SET TASK:
Write out exactly, with no other output, the lines below from the one that contains "Extract the chart's" through the end.

INPUT RECORDS:
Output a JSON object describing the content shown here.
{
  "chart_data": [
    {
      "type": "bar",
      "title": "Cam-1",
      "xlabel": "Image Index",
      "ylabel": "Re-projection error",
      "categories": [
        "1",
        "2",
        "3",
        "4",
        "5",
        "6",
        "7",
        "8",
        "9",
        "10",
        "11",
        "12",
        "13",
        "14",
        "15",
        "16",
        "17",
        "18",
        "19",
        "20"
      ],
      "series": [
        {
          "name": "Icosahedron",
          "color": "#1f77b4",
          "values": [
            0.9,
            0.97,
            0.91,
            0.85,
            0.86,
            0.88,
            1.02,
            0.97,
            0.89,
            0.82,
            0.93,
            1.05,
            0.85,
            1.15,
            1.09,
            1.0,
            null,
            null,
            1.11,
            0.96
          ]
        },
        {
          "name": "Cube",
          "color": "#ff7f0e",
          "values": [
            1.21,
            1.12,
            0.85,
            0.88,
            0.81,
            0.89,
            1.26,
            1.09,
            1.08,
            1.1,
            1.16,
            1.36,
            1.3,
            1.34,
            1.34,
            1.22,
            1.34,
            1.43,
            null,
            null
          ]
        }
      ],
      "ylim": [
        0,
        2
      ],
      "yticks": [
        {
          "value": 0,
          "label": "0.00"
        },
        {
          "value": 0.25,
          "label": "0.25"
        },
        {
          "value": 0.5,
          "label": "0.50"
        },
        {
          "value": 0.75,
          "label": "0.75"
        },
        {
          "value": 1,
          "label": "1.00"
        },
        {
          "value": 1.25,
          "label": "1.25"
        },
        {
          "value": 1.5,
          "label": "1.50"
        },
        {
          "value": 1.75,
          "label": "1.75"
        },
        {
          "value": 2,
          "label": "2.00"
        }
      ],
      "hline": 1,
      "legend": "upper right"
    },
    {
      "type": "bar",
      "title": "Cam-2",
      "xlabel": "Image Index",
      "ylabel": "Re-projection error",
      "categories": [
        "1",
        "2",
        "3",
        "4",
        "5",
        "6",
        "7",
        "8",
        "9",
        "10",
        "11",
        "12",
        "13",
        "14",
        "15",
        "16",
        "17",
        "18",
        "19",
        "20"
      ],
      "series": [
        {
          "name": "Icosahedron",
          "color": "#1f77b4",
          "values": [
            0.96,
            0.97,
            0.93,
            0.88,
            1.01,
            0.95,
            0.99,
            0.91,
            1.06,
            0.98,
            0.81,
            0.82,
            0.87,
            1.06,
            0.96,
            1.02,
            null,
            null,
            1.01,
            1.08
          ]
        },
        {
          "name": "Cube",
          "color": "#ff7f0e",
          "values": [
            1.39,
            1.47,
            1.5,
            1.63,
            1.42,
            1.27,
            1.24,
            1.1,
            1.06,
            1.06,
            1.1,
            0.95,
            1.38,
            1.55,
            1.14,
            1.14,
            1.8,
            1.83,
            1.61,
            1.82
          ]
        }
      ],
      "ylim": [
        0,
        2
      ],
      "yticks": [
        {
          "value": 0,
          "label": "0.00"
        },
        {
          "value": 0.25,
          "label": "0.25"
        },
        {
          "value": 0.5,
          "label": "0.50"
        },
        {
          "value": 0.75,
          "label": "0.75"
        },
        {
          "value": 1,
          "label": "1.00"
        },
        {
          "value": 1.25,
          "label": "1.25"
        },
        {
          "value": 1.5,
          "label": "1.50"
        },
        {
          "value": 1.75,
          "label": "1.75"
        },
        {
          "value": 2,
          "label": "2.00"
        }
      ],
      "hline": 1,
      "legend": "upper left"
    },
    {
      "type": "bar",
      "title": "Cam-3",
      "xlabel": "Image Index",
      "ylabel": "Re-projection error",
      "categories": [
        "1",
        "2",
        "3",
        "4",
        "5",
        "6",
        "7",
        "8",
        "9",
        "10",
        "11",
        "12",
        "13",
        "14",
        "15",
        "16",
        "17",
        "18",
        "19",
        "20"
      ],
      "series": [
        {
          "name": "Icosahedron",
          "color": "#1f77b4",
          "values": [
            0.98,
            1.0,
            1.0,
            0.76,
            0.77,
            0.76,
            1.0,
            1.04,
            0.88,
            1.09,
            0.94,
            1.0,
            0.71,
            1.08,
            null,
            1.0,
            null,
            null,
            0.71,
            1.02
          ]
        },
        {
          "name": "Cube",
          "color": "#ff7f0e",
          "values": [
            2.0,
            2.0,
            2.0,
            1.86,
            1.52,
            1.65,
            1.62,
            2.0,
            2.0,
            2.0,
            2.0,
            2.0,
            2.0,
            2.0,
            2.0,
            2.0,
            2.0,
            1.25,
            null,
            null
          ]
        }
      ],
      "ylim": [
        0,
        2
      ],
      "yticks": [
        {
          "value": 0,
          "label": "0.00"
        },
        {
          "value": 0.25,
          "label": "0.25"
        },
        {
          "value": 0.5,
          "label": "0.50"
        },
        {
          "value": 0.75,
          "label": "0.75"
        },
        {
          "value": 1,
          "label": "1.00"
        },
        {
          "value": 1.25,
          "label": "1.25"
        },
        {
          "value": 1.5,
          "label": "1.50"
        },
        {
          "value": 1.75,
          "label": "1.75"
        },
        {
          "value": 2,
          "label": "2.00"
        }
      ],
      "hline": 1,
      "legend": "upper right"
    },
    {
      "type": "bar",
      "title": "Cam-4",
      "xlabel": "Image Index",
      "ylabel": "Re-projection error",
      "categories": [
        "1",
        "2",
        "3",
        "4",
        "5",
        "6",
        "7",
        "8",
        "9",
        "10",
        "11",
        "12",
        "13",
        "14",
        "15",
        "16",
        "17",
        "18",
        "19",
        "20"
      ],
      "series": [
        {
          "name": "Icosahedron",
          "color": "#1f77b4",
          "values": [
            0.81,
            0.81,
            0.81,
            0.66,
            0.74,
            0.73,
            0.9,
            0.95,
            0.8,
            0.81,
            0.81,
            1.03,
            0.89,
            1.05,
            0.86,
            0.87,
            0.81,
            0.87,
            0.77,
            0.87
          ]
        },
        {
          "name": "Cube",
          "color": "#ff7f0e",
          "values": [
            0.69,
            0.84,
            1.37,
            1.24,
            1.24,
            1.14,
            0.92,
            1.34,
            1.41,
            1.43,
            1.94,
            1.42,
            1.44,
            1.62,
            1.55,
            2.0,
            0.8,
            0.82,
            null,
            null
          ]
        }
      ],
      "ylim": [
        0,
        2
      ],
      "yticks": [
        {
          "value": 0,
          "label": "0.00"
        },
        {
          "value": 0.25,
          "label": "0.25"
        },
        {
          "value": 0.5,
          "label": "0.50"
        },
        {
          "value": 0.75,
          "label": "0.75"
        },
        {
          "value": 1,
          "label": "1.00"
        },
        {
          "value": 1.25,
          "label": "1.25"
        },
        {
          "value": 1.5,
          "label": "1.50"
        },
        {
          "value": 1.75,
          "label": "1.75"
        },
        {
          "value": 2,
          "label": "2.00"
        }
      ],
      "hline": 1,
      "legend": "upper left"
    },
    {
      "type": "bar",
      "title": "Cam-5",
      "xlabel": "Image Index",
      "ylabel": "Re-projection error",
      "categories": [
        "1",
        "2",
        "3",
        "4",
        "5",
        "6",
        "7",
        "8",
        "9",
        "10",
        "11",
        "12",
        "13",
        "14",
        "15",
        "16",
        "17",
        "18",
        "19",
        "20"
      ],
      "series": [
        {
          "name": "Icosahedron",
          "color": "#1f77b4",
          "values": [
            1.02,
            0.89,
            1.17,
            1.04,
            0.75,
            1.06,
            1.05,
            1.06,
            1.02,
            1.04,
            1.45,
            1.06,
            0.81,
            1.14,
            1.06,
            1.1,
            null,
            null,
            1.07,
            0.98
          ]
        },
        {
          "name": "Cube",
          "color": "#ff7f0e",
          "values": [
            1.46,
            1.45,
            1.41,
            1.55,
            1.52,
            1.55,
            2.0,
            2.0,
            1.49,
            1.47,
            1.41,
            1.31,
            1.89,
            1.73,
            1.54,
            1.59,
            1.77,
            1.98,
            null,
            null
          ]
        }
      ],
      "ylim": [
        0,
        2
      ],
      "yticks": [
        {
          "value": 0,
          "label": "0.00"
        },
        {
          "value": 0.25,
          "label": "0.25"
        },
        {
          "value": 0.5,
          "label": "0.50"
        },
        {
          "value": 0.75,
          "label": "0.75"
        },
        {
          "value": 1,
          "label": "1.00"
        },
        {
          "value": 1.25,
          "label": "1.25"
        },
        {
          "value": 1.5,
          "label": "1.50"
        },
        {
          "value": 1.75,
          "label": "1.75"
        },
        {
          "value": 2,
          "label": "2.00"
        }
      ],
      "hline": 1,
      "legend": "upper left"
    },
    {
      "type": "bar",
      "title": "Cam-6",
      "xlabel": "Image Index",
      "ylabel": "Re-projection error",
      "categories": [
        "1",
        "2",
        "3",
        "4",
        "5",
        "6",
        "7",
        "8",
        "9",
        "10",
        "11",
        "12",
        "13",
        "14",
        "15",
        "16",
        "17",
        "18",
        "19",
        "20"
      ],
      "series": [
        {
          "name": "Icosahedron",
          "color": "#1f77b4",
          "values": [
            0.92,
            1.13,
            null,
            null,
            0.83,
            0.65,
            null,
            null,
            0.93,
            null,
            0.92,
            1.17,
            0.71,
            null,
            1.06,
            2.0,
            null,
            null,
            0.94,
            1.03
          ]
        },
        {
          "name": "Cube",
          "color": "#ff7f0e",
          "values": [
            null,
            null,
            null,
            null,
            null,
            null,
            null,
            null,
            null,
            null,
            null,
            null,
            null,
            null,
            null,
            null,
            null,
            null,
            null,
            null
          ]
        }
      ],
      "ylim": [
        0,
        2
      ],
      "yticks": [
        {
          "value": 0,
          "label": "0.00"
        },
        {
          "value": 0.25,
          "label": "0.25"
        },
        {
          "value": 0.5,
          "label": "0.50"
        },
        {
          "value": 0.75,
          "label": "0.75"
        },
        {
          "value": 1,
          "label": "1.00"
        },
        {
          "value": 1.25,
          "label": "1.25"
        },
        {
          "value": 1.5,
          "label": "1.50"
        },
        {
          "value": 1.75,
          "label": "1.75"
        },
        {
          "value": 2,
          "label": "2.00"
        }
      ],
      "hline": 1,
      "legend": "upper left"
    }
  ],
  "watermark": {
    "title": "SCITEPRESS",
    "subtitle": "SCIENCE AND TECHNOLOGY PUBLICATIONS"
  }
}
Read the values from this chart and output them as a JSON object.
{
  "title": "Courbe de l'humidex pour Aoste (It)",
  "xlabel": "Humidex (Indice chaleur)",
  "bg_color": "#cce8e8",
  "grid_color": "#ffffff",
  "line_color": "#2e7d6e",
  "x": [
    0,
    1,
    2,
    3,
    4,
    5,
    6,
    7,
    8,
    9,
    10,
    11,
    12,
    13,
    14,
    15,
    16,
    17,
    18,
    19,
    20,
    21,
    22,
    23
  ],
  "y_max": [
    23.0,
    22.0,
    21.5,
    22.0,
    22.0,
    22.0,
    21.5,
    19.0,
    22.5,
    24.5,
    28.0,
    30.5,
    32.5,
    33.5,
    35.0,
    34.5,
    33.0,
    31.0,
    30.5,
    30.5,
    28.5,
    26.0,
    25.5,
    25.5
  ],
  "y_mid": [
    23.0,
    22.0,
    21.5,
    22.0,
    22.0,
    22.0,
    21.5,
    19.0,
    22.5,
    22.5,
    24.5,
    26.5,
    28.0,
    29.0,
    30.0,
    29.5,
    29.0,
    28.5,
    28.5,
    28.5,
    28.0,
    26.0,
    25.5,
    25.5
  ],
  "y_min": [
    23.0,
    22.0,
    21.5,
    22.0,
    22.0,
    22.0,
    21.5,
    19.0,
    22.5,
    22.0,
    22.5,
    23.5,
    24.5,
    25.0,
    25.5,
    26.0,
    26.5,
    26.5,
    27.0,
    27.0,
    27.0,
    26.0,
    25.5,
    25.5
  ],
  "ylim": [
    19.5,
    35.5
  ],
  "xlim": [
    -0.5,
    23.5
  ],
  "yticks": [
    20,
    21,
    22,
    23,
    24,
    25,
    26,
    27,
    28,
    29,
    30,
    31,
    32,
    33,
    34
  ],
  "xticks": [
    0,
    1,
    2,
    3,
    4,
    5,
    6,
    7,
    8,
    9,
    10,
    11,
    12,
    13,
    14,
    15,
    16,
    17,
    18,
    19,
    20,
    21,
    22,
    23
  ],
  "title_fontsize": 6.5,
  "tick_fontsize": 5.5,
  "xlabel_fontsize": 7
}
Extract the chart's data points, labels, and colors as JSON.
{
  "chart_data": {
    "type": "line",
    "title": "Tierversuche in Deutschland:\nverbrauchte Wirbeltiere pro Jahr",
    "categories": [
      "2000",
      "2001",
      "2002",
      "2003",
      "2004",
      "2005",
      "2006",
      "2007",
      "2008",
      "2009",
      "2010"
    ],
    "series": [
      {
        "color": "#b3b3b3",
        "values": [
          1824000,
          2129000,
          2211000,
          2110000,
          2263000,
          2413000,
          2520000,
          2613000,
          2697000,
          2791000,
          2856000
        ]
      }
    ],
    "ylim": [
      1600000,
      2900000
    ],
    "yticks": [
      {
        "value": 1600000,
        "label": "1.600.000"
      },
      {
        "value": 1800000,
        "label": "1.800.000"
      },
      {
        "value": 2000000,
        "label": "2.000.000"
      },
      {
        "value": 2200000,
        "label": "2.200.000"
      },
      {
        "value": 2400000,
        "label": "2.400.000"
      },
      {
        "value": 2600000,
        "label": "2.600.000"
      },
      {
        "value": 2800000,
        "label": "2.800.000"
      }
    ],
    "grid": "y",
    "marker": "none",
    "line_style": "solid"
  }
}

WRITTEN SOLUTION:
Extract the chart's data points, labels, and colors as JSON.
{
  "chart_data": {
    "type": "line",
    "title": "Tierversuche in Deutschland:\nverbrauchte Wirbeltiere pro Jahr",
    "categories": [
      "2000",
      "2001",
      "2002",
      "2003",
      "2004",
      "2005",
      "2006",
      "2007",
      "2008",
      "2009",
      "2010"
    ],
    "series": [
      {
        "color": "#b3b3b3",
        "values": [
          1824000,
          2129000,
          2211000,
          2110000,
          2263000,
          2413000,
          2520000,
          2613000,
          2697000,
          2791000,
          2856000
        ]
      }
    ],
    "ylim": [
      1600000,
      2900000
    ],
    "yticks": [
      {
        "value": 1600000,
        "label": "1.600.000"
      },
      {
        "value": 1800000,
        "label": "1.800.000"
      },
      {
        "value": 2000000,
        "label": "2.000.000"
      },
      {
        "value": 2200000,
        "label": "2.200.000"
      },
      {
        "value": 2400000,
        "label": "2.400.000"
      },
      {
        "value": 2600000,
        "label": "2.600.000"
      },
      {
        "value": 2800000,
        "label": "2.800.000"
      }
    ],
    "grid": "y",
    "marker": "none",
    "line_style": "solid"
  }
}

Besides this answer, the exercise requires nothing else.